*Given instruction 1*:
Can you return everything from "CB: My shit" down to "be comin' back!" in the Taco Bell drive-thru post, copied word for word?
*Given instruction 2*:
Which lines in the entries contain the string "tick"? Identify every one of them, treating uppercase and lowercase as different.

*Source document*:
........

Today I literally had to close my eyes and do the deep breath and count to ten thing. I'm still worked up over the Bitch incident and, as a result, my patience and fuse were short. I may have been rude in some parts of this, but please understand my stress level.
Entitlement Whore
So, I take this ladys order. The total comes to $38 and something cents which, at Taco Bell, means it's a really friggen big order. We are very busy, so when she makes it up to the window, she has to wait a while for her food. The friendly neighborhood auditor stopped in for a visit so pulling her up and working around her was out of the question. We get her order out fairly quickly, but then she decides, "I want this beef taco salad to be steak". There is a price difference that she doesn't want to pay, so I ask Bitch if she can do a refund so we can ring up the steak salad she wants (I was just going to make small charges equal to the price difference but she thought we were trying to overcharge her). Bitch was, well, Bitch and said, "just give it to her". New girl asked if she should get the beef salad back, I said, "hell yes; that loony isn't getting anything free," and swapped the beef salad for a steak salad.
During this whole process, the "lady" behind her was going nuts on the horn. When she was pulling away, the "lady" kept jamming the gas and slamming on the breaks. It was scaring the crap out of the middle aged woman in front of her who kept stopping to get out of her car to check for damage. She was getting that close. When she gets to the window, the fun starts:
New Girl: Hi how are you?
Crazy Bitch: What the f*ck took so f*cking long?!!
NG: Uh...*looks at me for help*
Me: I'm sorry about that. She had a very large order and changed her mind at the window.
CB: Then why the f*ck didn't you pull her fat ass the f*ck up?!!!
NG: *looks to me again*
Me: She refused to pull up.
CB: What an unconsiderate (yes, she said "un") bitch!!!
NG: I'm really sorry about that, mam.
CB: You should be! You should be more than sorry, you should be kissing my damn feet bitch!
Me: *closes the window* Give her her food, and get her out of here. DO NOT give her anything besides what she payed for. Understand?
NG: Yes. *opens the window* Here's your card, drink and food. Have a great day!
CB: My shit had better not be cold! How f*cking long has my shit been sitting there?!
NG: *looks scared*
Me: It was just made.
CB: It's cold! My shit is f*cking cold!
Me: Have a lovely day mam. You can leave now.
CB: Oh, I'll leave! And I won't be comin' back!
Me: Thank you!
CB: *flips me the bird*
Me: NG, don't worry about her. You're doing a great job. She was a stupid bitch, ok?
NG: *weak smile*
I gave the window a nice hard slam right in her face. It calmed me down a bit...
Please don't let this man breed...
Me: Hi how are you?
Dumb Guy: I want a #4 combo with soft tacos and a pepsi.

........

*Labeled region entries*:
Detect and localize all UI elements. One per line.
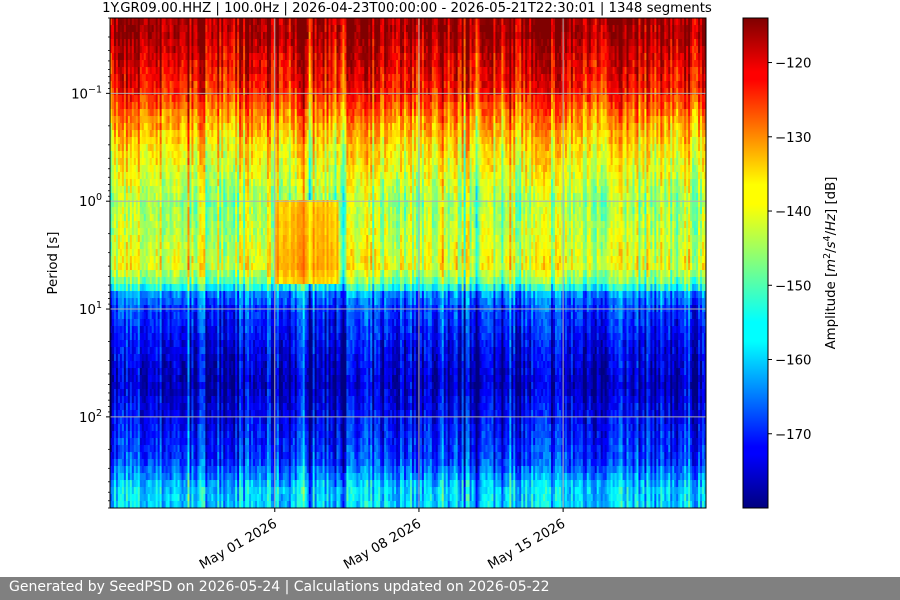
chart-title: 1Y.GR09.00.HHZ | 100.0Hz | 2026-04-23T00…: [102, 1, 712, 16]
heatmap: [110, 18, 707, 509]
psd-spectrogram-chart: 1Y.GR09.00.HHZ | 100.0Hz | 2026-04-23T00…: [0, 0, 900, 577]
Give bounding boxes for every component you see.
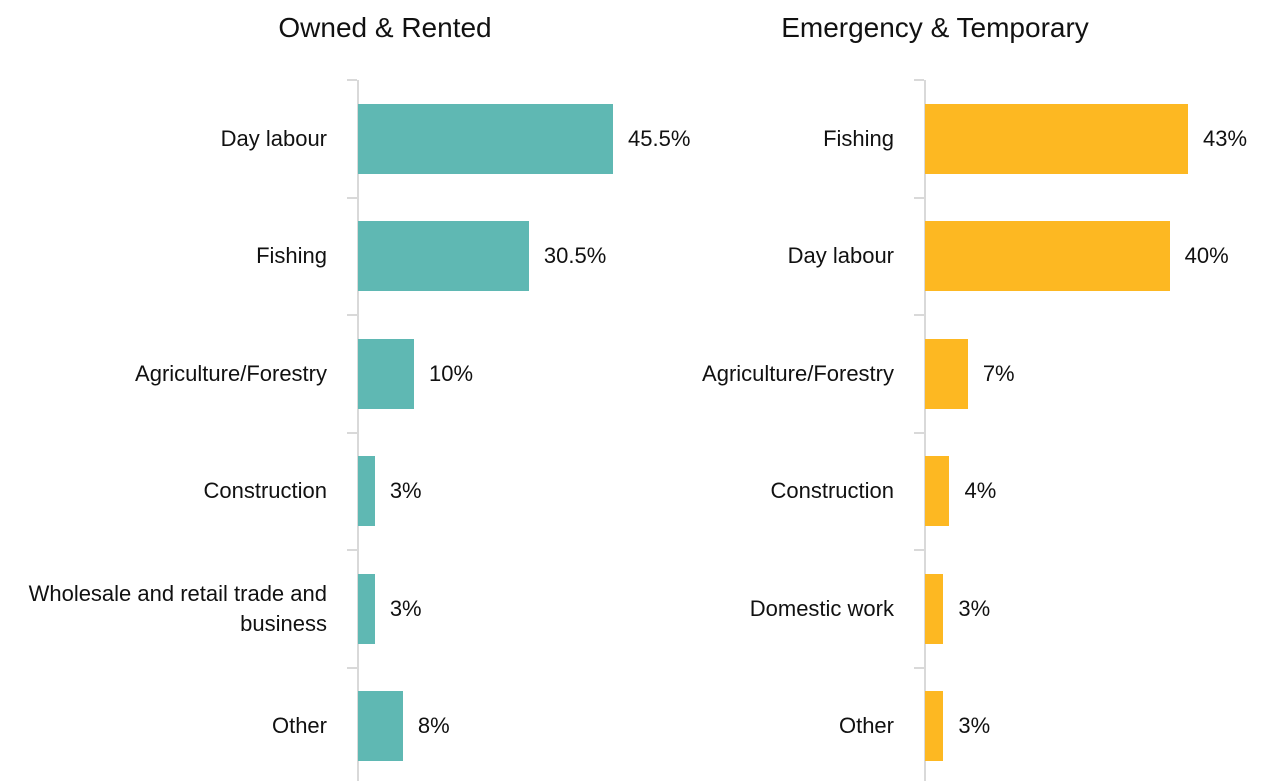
axis-tick: [347, 431, 357, 434]
value-label: 30.5%: [543, 243, 607, 269]
category-label: Agriculture/Forestry: [702, 360, 894, 386]
bar: [358, 338, 415, 409]
bar: [358, 221, 529, 292]
bar: [925, 103, 1188, 174]
category-label: Agriculture/Forestry: [135, 360, 327, 386]
axis-tick: [914, 431, 924, 434]
axis-tick: [347, 549, 357, 551]
bar: [925, 691, 944, 762]
bar: [358, 103, 613, 174]
bar: [925, 456, 950, 527]
category-label: Other: [271, 713, 327, 739]
axis-tick: [347, 314, 357, 316]
bar: [358, 573, 375, 644]
axis-tick: [914, 666, 924, 669]
category-label: Construction: [203, 478, 327, 504]
category-label: Other: [838, 713, 894, 739]
bar: [925, 221, 1170, 292]
bar: [358, 456, 375, 527]
axis-tick: [347, 79, 357, 81]
bar: [358, 691, 403, 762]
value-label: 40%: [1184, 243, 1229, 269]
chart-title: Emergency & Temporary: [781, 12, 1089, 43]
value-label: 43%: [1203, 125, 1248, 151]
value-label: 45.5%: [628, 125, 691, 151]
axis-line: [357, 80, 359, 781]
category-label: Fishing: [256, 243, 327, 269]
value-label: 3%: [389, 478, 422, 504]
value-label: 10%: [429, 360, 474, 386]
value-label: 3%: [958, 595, 991, 621]
value-label: 8%: [417, 713, 450, 739]
axis-line: [924, 80, 926, 781]
category-label: Fishing: [823, 125, 894, 151]
axis-tick: [914, 314, 924, 316]
axis-tick: [914, 196, 924, 199]
axis-tick: [347, 666, 357, 669]
bar: [925, 573, 944, 644]
category-label: Day labour: [787, 243, 894, 269]
category-label: Construction: [770, 478, 894, 504]
axis-tick: [347, 196, 357, 199]
category-label: Day labour: [220, 125, 327, 151]
value-label: 3%: [958, 713, 991, 739]
category-label: Wholesale and retail trade and business: [28, 580, 327, 636]
axis-tick: [914, 549, 924, 551]
value-label: 4%: [964, 478, 997, 504]
value-label: 7%: [982, 360, 1015, 386]
chart-title: Owned & Rented: [278, 12, 492, 43]
bar: [925, 338, 968, 409]
value-label: 3%: [389, 595, 422, 621]
category-label: Domestic work: [749, 595, 894, 621]
axis-tick: [914, 79, 924, 81]
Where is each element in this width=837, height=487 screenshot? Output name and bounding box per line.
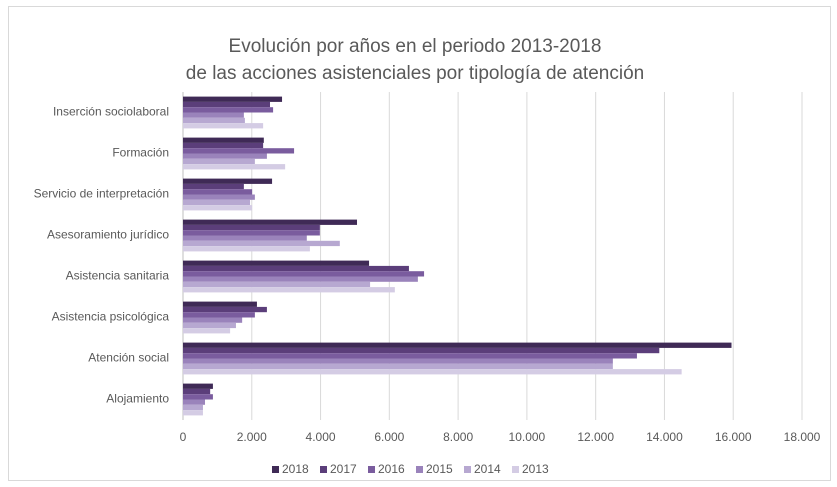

........

*Task answer 1*:
CB: My shit had better not be cold! How f*cking long has my shit been sitting there?!
NG: *looks scared*
Me: It was just made.
CB: It's cold! My shit is f*cking cold!
Me: Have a lovely day mam. You can leave now.
CB: Oh, I'll leave! And I won't be comin' back!

*Task answer 2*:
axis-tick: [347, 431, 357, 434]
axis-tick: [914, 431, 924, 434]
axis-tick: [347, 549, 357, 551]
axis-tick: [347, 314, 357, 316]
axis-tick: [914, 666, 924, 669]
axis-tick: [347, 79, 357, 81]
axis-tick: [914, 314, 924, 316]
axis-tick: [914, 196, 924, 199]
axis-tick: [347, 666, 357, 669]
axis-tick: [347, 196, 357, 199]
axis-tick: [914, 549, 924, 551]
axis-tick: [914, 79, 924, 81]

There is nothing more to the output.